* [Work required]:
Return the lines below exactly, starting with the line that contains "Enumerate this screenshot's" and stopping after the last line.

[Records from a data collection]

━━━━━━━━━━━━━━━━━━━━

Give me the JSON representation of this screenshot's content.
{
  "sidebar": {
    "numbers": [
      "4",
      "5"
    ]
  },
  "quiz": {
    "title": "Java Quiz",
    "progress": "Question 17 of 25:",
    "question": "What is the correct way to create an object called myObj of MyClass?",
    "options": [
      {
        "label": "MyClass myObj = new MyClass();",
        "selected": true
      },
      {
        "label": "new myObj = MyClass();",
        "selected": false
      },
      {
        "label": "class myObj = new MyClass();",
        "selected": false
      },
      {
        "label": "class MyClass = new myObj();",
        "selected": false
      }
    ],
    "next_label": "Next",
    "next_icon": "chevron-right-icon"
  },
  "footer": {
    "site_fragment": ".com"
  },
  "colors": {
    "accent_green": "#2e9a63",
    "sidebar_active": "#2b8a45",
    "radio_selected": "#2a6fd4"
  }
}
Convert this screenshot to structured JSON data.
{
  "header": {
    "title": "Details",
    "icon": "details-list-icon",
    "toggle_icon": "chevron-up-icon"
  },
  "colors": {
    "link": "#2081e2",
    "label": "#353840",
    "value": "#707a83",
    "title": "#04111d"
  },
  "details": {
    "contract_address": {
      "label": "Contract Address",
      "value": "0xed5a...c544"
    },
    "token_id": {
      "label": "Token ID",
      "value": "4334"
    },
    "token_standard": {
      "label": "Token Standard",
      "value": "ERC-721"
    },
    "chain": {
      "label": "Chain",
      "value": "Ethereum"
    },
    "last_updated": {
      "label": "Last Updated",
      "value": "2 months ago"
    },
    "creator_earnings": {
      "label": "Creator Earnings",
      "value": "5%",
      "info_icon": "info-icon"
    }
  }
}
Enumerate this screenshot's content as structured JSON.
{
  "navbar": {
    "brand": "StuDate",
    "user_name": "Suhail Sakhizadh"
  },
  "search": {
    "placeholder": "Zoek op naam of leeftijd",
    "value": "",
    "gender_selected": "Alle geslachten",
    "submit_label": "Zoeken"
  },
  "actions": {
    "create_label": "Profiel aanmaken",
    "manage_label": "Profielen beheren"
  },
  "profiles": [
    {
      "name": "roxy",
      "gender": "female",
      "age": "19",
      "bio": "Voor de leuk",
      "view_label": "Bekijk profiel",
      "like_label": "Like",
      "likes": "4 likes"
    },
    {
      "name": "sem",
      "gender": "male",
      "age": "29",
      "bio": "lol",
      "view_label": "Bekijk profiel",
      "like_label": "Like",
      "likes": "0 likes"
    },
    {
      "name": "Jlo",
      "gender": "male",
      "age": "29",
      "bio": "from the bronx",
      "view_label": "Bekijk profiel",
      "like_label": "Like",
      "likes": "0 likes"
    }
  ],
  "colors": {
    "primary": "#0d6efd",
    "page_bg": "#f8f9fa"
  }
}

━━━━━━━━━━━━━━━━━━━━

* [Exercise result]:
Enumerate this screenshot's content as structured JSON.
{
  "navbar": {
    "brand": "StuDate",
    "user_name": "Suhail Sakhizadh"
  },
  "search": {
    "placeholder": "Zoek op naam of leeftijd",
    "value": "",
    "gender_selected": "Alle geslachten",
    "submit_label": "Zoeken"
  },
  "actions": {
    "create_label": "Profiel aanmaken",
    "manage_label": "Profielen beheren"
  },
  "profiles": [
    {
      "name": "roxy",
      "gender": "female",
      "age": "19",
      "bio": "Voor de leuk",
      "view_label": "Bekijk profiel",
      "like_label": "Like",
      "likes": "4 likes"
    },
    {
      "name": "sem",
      "gender": "male",
      "age": "29",
      "bio": "lol",
      "view_label": "Bekijk profiel",
      "like_label": "Like",
      "likes": "0 likes"
    },
    {
      "name": "Jlo",
      "gender": "male",
      "age": "29",
      "bio": "from the bronx",
      "view_label": "Bekijk profiel",
      "like_label": "Like",
      "likes": "0 likes"
    }
  ],
  "colors": {
    "primary": "#0d6efd",
    "page_bg": "#f8f9fa"
  }
}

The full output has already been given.